In the records below, pick out all lines containing the word "ništa".

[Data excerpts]
* start *
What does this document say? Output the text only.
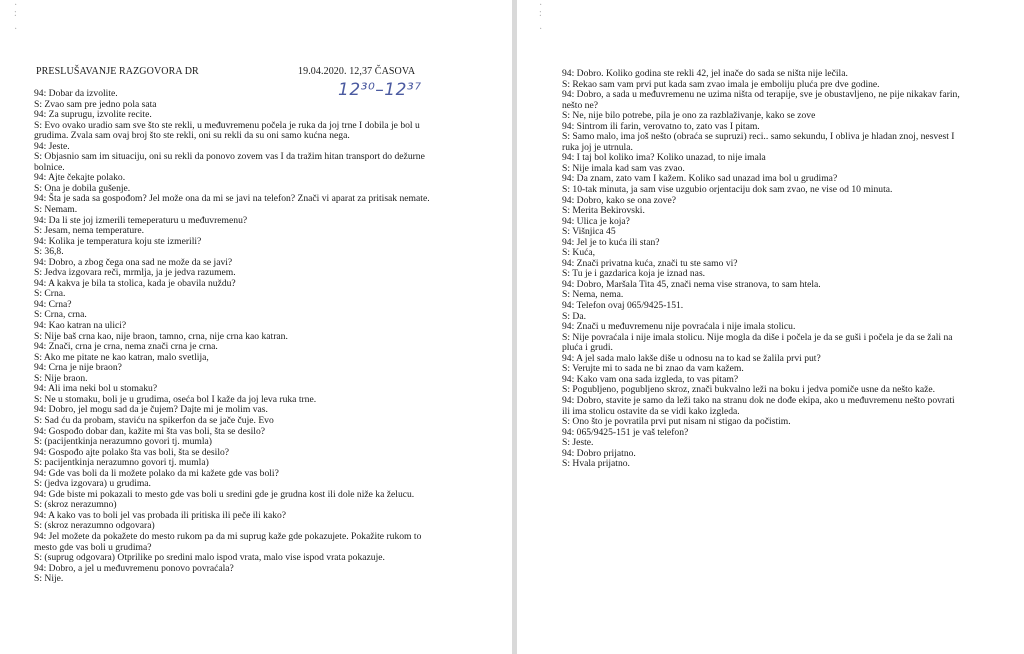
·
:

·
PRESLUŠAVANJE RAZGOVORA DR	19.04.2020. 12,37 ČASOVA
12³⁰–12³⁷
94: Dobar da izvolite.
S: Zvao sam pre jedno pola sata
94: Za suprugu, izvolite recite.
S: Evo ovako uradio sam sve što ste rekli, u međuvremenu počela je ruka da joj trne I dobila je bol u
grudima. Zvala sam ovaj broj što ste rekli, oni su rekli da su oni samo kućna nega.
94: Jeste.
S: Objasnio sam im situaciju, oni su rekli da ponovo zovem vas I da tražim hitan transport do dežurne
bolnice.
94: Ajte čekajte polako.
S: Ona je dobila gušenje.
94: Šta je sada sa gospođom? Jel može ona da mi se javi na telefon? Znači vi aparat za pritisak nemate.
S: Nemam.
94: Da li ste joj izmerili temeperaturu u međuvremenu?
S: Jesam, nema temperature.
94: Kolika je temperatura koju ste izmerili?
S: 36,8.
94: Dobro, a zbog čega ona sad ne može da se javi?
S: Jedva izgovara reči, mrmlja, ja je jedva razumem.
94: A kakva je bila ta stolica, kada je obavila nuždu?
S: Crna.
94: Crna?
S: Crna, crna.
94: Kao katran na ulici?
S: Nije baš crna kao, nije braon, tamno, crna, nije crna kao katran.
94: Znači, crna je crna, nema znači crna je crna.
S: Ako me pitate ne kao katran, malo svetlija,
94: Crna je nije braon?
S: Nije braon.
94: Ali ima neki bol u stomaku?
S: Ne u stomaku, boli je u grudima, oseća bol I kaže da joj leva ruka trne.
94: Dobro, jel mogu sad da je čujem? Dajte mi je molim vas.
S: Sad ću da probam, staviću na spikerfon da se jače čuje. Evo
94: Gospođo dobar dan, kažite mi šta vas boli, šta se desilo?
S: (pacijentkinja nerazumno govori tj. mumla)
94: Gospođo ajte polako šta vas boli, šta se desilo?
S: pacijentkinja nerazumno govori tj. mumla)
94: Gde vas boli da li možete polako da mi kažete gde vas boli?
S: (jedva izgovara) u grudima.
94: Gde biste mi pokazali to mesto gde vas boli u sredini gde je grudna kost ili dole niže ka želucu.
S: (skroz nerazumno)
94: A kako vas to boli jel vas probada ili pritiska ili peče ili kako?
S: (skroz nerazumno odgovara)
94: Jel možete da pokažete do mesto rukom pa da mi suprug kaže gde pokazujete. Pokažite rukom to
mesto gde vas boli u grudima?
S: (suprug odgovara) Otprilike po sredini malo ispod vrata, malo vise ispod vrata pokazuje.
94: Dobro, a jel u međuvremenu ponovo povraćala?
S: Nije.
·
:

·
94: Dobro. Koliko godina ste rekli 42, jel inače do sada se ništa nije lečila.
S: Rekao sam vam prvi put kada sam zvao imala je emboliju pluća pre dve godine.
94: Dobro, a sada u međuvremenu ne uzima ništa od terapije, sve je obustavljeno, ne pije nikakav farin,
nešto ne?
S: Ne, nije bilo potrebe, pila je ono za razblaživanje, kako se zove
94: Sintrom ili farin, verovatno to, zato vas I pitam.
S: Samo malo, ima još nešto (obraća se supruzi) reci.. samo sekundu, I obliva je hladan znoj, nesvest I
ruka joj je utrnula.
94: I taj bol koliko ima? Koliko unazad, to nije imala
S: Nije imala kad sam vas zvao.
94: Da znam, zato vam I kažem. Koliko sad unazad ima bol u grudima?
S: 10-tak minuta, ja sam vise uzgubio orjentaciju dok sam zvao, ne vise od 10 minuta.
94: Dobro, kako se ona zove?
S: Merita Bekirovski.
94: Ulica je koja?
S: Višnjica 45
94: Jel je to kuća ili stan?
S: Kuća,
94: Znači privatna kuća, znači tu ste samo vi?
S: Tu je i gazdarica koja je iznad nas.
94: Dobro, Maršala Tita 45, znači nema vise stranova, to sam htela.
S: Nema, nema.
94: Telefon ovaj 065/9425-151.
S: Da.
94: Znači u međuvremenu nije povraćala i nije imala stolicu.
S: Nije povraćala i nije imala stolicu. Nije mogla da diše i počela je da se guši i počela je da se žali na
pluća i grudi.
94: A jel sada malo lakše diše u odnosu na to kad se žalila prvi put?
S: Verujte mi to sada ne bi znao da vam kažem.
94: Kako vam ona sada izgleda, to vas pitam?
S: Pogubljeno, pogubljeno skroz, znači bukvalno leži na boku i jedva pomiče usne da nešto kaže.
94: Dobro, stavite je samo da leži tako na stranu dok ne dođe ekipa, ako u međuvremenu nešto povrati
ili ima stolicu ostavite da se vidi kako izgleda.
S: Ono što je povratila prvi put nisam ni stigao da počistim.
94: 065/9425-151 je vaš telefon?
S: Jeste.
94: Dobro prijatno.
S: Hvala prijatno.
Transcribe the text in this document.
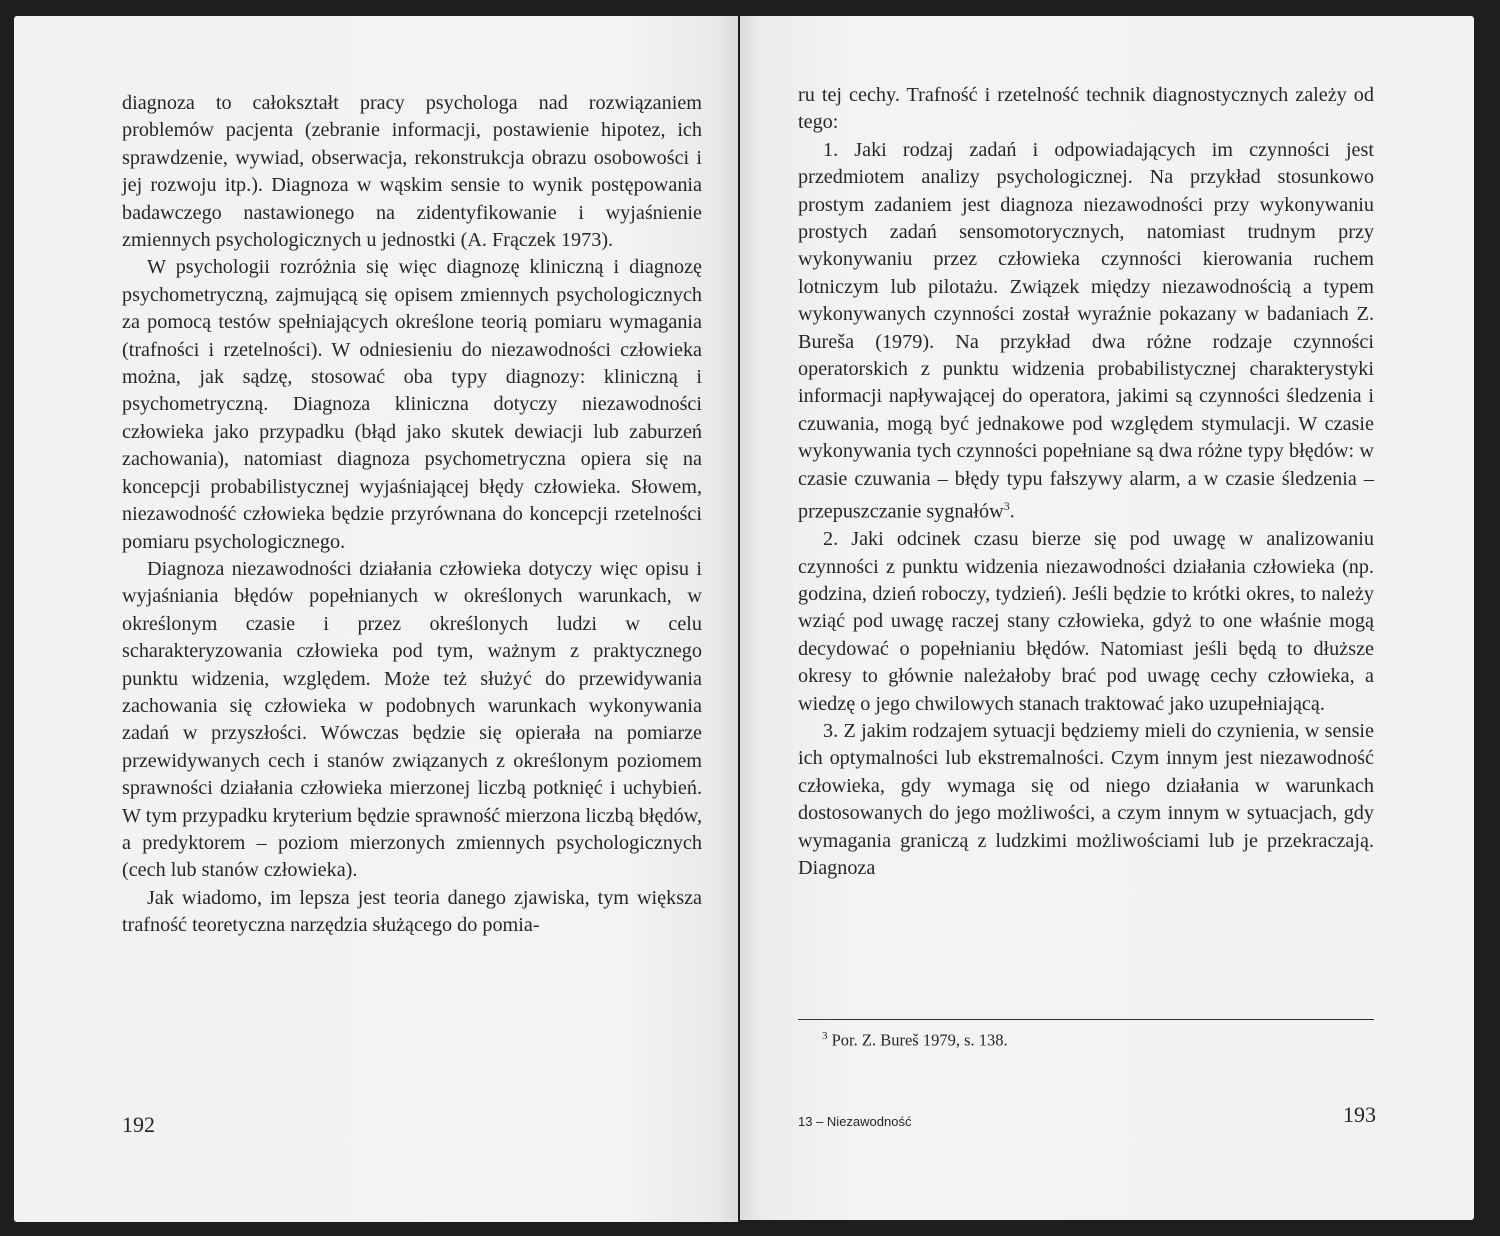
diagnoza to całokształt pracy psychologa nad rozwiązaniem problemów pacjenta (zebranie informacji, postawienie hipotez, ich sprawdzenie, wywiad, obserwacja, rekonstrukcja obrazu osobowości i jej rozwoju itp.). Diagnoza w wąskim sensie to wynik postępowania badawczego nastawionego na zidentyfikowanie i wyjaśnienie zmiennych psychologicznych u jednostki (A. Frączek 1973).

W psychologii rozróżnia się więc diagnozę kliniczną i diagnozę psychometryczną, zajmującą się opisem zmiennych psychologicznych za pomocą testów spełniających określone teorią pomiaru wymagania (trafności i rzetelności). W odniesieniu do niezawodności człowieka można, jak sądzę, stosować oba typy diagnozy: kliniczną i psychometryczną. Diagnoza kliniczna dotyczy niezawodności człowieka jako przypadku (błąd jako skutek dewiacji lub zaburzeń zachowania), natomiast diagnoza psychometryczna opiera się na koncepcji probabilistycznej wyjaśniającej błędy człowieka. Słowem, niezawodność człowieka będzie przyrównana do koncepcji rzetelności pomiaru psychologicznego.

Diagnoza niezawodności działania człowieka dotyczy więc opisu i wyjaśniania błędów popełnianych w określonych warunkach, w określonym czasie i przez określonych ludzi w celu scharakteryzowania człowieka pod tym, ważnym z praktycznego punktu widzenia, względem. Może też służyć do przewidywania zachowania się człowieka w podobnych warunkach wykonywania zadań w przyszłości. Wówczas będzie się opierała na pomiarze przewidywanych cech i stanów związanych z określonym poziomem sprawności działania człowieka mierzonej liczbą potknięć i uchybień. W tym przypadku kryterium będzie sprawność mierzona liczbą błędów, a predyktorem – poziom mierzonych zmiennych psychologicznych (cech lub stanów człowieka).

Jak wiadomo, im lepsza jest teoria danego zjawiska, tym większa trafność teoretyczna narzędzia służącego do pomia-

192

ru tej cechy. Trafność i rzetelność technik diagnostycznych zależy od tego:

1. Jaki rodzaj zadań i odpowiadających im czynności jest przedmiotem analizy psychologicznej. Na przykład stosunkowo prostym zadaniem jest diagnoza niezawodności przy wykonywaniu prostych zadań sensomotorycznych, natomiast trudnym przy wykonywaniu przez człowieka czynności kierowania ruchem lotniczym lub pilotażu. Związek między niezawodnością a typem wykonywanych czynności został wyraźnie pokazany w badaniach Z. Bureša (1979). Na przykład dwa różne rodzaje czynności operatorskich z punktu widzenia probabilistycznej charakterystyki informacji napływającej do operatora, jakimi są czynności śledzenia i czuwania, mogą być jednakowe pod względem stymulacji. W czasie wykonywania tych czynności popełniane są dwa różne typy błędów: w czasie czuwania – błędy typu fałszywy alarm, a w czasie śledzenia – przepuszczanie sygnałów$^3$.

2. Jaki odcinek czasu bierze się pod uwagę w analizowaniu czynności z punktu widzenia niezawodności działania człowieka (np. godzina, dzień roboczy, tydzień). Jeśli będzie to krótki okres, to należy wziąć pod uwagę raczej stany człowieka, gdyż to one właśnie mogą decydować o popełnianiu błędów. Natomiast jeśli będą to dłuższe okresy to głównie należałoby brać pod uwagę cechy człowieka, a wiedzę o jego chwilowych stanach traktować jako uzupełniającą.

3. Z jakim rodzajem sytuacji będziemy mieli do czynienia, w sensie ich optymalności lub ekstremalności. Czym innym jest niezawodność człowieka, gdy wymaga się od niego działania w warunkach dostosowanych do jego możliwości, a czym innym w sytuacjach, gdy wymagania graniczą z ludzkimi możliwościami lub je przekraczają. Diagnoza

$^3$ Por. Z. Bureš 1979, s. 138.
13 – Niezawodność	193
* end *
#### [RESPONSE TO THE EXERCISE]
94: Dobro. Koliko godina ste rekli 42, jel inače do sada se ništa nije lečila.
94: Dobro, a sada u međuvremenu ne uzima ništa od terapije, sve je obustavljeno, ne pije nikakav farin,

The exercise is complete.